[To do]
Look through the lines below and extract any with the word "this".

[Provided entries]
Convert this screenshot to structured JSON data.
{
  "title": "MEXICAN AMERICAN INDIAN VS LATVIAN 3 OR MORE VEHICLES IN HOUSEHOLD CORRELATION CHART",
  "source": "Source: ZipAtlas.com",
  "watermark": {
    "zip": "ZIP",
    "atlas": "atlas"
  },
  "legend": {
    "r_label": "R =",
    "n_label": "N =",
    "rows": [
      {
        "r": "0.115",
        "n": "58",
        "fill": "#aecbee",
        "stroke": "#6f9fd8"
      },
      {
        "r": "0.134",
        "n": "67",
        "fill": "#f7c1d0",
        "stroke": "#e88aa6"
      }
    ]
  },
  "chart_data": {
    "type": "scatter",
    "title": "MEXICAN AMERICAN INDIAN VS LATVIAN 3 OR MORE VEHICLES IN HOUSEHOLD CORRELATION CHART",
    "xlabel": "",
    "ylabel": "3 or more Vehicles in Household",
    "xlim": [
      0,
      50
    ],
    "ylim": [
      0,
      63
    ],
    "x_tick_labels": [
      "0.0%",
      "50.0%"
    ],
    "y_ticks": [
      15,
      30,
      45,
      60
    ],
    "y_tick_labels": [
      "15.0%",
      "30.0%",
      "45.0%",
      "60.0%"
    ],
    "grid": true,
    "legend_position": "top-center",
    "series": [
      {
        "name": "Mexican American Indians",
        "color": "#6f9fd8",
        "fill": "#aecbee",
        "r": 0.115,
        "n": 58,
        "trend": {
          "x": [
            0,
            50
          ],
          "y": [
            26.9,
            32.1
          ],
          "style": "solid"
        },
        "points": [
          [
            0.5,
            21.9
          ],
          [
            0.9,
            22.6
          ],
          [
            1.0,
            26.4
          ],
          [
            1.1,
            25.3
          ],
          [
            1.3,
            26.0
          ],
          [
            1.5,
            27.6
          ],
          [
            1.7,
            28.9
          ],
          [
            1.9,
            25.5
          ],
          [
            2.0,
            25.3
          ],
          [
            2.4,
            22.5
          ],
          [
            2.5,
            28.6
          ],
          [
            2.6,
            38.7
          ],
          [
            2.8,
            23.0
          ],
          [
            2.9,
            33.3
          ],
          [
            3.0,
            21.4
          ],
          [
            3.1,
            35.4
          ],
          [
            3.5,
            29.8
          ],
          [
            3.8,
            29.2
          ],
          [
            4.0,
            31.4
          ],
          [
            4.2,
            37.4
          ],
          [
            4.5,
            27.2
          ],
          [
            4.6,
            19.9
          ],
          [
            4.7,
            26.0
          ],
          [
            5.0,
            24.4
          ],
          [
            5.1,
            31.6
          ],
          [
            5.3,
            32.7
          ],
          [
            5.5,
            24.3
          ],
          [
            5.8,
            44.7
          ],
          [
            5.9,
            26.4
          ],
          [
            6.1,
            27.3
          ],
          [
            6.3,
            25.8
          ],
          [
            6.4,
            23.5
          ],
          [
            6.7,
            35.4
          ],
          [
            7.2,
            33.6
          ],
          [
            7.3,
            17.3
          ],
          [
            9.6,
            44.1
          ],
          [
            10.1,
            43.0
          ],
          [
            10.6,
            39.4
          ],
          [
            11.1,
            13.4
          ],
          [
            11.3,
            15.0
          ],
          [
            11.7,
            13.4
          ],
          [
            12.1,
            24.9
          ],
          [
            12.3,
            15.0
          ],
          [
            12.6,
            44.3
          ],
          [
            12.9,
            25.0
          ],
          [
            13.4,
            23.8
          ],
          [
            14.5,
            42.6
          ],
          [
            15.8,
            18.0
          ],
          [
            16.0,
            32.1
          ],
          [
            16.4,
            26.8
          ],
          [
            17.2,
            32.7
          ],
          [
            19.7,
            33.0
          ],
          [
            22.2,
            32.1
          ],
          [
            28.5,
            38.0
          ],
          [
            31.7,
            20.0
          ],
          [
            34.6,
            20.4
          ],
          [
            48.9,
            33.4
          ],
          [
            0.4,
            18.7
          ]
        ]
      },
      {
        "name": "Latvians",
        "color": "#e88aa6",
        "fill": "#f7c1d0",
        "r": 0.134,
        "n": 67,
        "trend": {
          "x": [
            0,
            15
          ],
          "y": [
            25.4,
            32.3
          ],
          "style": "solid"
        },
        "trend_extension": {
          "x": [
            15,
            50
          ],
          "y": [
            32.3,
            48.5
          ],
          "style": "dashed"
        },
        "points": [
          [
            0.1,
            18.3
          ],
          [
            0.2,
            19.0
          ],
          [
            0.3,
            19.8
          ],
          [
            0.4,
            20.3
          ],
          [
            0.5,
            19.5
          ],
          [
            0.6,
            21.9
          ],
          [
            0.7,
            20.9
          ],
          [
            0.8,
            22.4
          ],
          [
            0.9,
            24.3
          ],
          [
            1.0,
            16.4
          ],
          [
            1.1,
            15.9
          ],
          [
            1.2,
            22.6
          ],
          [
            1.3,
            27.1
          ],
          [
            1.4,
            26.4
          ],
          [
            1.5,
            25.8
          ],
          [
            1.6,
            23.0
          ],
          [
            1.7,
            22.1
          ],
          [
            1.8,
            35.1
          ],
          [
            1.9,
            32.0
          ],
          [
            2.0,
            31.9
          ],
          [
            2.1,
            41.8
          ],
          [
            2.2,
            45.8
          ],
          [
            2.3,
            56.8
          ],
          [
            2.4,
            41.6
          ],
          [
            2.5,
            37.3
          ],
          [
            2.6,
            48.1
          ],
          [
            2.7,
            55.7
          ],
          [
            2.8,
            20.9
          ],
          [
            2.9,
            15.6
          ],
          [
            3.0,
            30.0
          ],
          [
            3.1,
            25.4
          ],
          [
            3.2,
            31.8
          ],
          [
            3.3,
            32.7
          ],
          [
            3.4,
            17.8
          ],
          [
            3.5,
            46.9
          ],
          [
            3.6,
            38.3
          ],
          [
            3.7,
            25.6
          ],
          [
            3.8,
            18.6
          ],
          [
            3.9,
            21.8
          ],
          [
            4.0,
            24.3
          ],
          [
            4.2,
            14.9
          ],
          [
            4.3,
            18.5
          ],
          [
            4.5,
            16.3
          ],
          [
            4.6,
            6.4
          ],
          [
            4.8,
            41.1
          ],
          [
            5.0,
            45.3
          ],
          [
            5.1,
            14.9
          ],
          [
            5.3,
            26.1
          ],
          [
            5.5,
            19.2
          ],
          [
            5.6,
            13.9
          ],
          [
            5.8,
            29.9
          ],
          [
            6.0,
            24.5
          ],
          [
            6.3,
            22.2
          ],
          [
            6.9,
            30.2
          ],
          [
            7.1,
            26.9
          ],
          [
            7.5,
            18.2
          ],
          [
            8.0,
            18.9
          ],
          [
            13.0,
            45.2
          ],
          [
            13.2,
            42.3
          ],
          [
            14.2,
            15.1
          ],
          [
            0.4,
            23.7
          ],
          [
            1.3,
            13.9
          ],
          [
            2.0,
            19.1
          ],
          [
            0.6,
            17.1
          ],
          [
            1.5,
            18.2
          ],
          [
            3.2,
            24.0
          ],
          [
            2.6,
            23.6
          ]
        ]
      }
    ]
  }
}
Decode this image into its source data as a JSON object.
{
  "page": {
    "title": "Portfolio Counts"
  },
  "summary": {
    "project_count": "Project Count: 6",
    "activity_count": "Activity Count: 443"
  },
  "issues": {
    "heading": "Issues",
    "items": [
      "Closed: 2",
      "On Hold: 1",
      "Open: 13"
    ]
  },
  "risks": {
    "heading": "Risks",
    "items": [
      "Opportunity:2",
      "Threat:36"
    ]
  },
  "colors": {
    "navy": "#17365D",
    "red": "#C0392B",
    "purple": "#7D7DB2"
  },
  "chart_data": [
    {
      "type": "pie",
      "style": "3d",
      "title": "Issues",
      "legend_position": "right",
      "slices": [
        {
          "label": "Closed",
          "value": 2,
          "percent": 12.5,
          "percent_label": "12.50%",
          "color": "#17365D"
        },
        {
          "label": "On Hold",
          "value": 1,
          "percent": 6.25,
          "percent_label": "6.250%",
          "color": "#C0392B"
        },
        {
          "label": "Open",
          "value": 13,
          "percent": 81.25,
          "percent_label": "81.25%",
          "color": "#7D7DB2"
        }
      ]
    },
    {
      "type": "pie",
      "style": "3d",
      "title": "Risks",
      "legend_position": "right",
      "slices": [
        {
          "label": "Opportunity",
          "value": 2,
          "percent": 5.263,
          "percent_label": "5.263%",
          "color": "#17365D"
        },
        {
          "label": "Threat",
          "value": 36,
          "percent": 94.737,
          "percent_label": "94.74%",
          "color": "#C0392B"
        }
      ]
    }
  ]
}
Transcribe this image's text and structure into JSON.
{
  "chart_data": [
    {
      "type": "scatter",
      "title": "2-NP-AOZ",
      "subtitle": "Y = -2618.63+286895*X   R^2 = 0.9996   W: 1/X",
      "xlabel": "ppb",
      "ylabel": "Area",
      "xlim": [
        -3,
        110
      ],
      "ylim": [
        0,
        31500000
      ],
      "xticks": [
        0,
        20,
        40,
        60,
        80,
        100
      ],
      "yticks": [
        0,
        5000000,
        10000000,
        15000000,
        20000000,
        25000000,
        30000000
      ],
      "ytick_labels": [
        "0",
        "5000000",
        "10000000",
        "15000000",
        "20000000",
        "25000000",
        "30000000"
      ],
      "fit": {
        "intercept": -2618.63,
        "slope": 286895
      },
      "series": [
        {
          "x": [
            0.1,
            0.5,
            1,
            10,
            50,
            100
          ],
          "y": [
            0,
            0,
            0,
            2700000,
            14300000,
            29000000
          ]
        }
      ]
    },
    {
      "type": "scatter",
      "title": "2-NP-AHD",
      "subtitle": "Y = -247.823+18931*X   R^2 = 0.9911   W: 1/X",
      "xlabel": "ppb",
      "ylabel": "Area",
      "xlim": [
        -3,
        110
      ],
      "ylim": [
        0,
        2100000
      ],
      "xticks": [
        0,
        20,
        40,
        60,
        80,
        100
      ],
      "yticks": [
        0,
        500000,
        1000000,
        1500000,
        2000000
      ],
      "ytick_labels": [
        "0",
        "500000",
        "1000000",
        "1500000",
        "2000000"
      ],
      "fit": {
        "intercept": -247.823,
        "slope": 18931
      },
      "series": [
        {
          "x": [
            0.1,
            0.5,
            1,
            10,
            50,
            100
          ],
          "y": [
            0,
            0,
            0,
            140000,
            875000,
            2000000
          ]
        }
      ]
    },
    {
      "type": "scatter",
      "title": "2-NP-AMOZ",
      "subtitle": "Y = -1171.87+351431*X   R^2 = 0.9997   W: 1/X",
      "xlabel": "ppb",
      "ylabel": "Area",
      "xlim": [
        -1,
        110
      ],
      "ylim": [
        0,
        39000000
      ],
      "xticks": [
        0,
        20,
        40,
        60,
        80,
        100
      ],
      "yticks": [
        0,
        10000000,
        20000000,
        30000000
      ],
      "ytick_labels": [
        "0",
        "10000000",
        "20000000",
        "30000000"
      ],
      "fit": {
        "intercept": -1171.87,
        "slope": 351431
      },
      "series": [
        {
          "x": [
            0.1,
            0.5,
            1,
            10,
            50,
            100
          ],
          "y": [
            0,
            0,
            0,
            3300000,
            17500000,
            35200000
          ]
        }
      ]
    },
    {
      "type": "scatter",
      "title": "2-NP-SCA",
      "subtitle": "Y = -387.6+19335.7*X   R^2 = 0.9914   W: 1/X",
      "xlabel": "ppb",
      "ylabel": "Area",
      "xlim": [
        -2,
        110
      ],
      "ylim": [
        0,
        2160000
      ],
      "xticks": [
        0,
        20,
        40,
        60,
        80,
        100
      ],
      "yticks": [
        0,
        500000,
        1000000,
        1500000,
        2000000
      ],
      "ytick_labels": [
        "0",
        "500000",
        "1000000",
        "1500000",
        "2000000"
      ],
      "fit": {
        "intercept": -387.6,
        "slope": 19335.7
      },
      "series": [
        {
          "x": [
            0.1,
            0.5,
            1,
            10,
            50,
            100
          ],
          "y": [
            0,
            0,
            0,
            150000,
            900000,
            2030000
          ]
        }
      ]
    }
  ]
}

[Solution to the problem]
Convert this screenshot to structured JSON data.
Decode this image into its source data as a JSON object.
Transcribe this image's text and structure into JSON.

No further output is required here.